▶ **Prompt**: Repeat, without any change, the entries presented below.

▶ **Record set**:
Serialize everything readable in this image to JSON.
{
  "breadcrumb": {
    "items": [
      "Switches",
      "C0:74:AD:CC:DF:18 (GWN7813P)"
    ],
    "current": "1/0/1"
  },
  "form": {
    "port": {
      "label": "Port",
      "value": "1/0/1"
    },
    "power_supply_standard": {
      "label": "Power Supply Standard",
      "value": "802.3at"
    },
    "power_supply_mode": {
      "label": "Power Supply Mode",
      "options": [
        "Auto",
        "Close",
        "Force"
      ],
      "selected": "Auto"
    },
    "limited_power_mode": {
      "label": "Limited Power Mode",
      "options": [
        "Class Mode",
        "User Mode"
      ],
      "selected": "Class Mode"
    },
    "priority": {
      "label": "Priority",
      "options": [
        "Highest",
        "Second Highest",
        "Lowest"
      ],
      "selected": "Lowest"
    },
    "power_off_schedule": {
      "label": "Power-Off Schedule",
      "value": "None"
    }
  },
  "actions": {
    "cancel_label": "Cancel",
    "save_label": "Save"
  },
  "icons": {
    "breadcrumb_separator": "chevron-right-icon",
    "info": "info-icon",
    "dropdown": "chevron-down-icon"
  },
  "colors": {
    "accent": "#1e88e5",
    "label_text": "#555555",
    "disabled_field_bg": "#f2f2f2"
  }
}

▶ **The output**:
Serialize everything readable in this image to JSON.
{
  "breadcrumb": {
    "items": [
      "Switches",
      "C0:74:AD:CC:DF:18 (GWN7813P)"
    ],
    "current": "1/0/1"
  },
  "form": {
    "port": {
      "label": "Port",
      "value": "1/0/1"
    },
    "power_supply_standard": {
      "label": "Power Supply Standard",
      "value": "802.3at"
    },
    "power_supply_mode": {
      "label": "Power Supply Mode",
      "options": [
        "Auto",
        "Close",
        "Force"
      ],
      "selected": "Auto"
    },
    "limited_power_mode": {
      "label": "Limited Power Mode",
      "options": [
        "Class Mode",
        "User Mode"
      ],
      "selected": "Class Mode"
    },
    "priority": {
      "label": "Priority",
      "options": [
        "Highest",
        "Second Highest",
        "Lowest"
      ],
      "selected": "Lowest"
    },
    "power_off_schedule": {
      "label": "Power-Off Schedule",
      "value": "None"
    }
  },
  "actions": {
    "cancel_label": "Cancel",
    "save_label": "Save"
  },
  "icons": {
    "breadcrumb_separator": "chevron-right-icon",
    "info": "info-icon",
    "dropdown": "chevron-down-icon"
  },
  "colors": {
    "accent": "#1e88e5",
    "label_text": "#555555",
    "disabled_field_bg": "#f2f2f2"
  }
}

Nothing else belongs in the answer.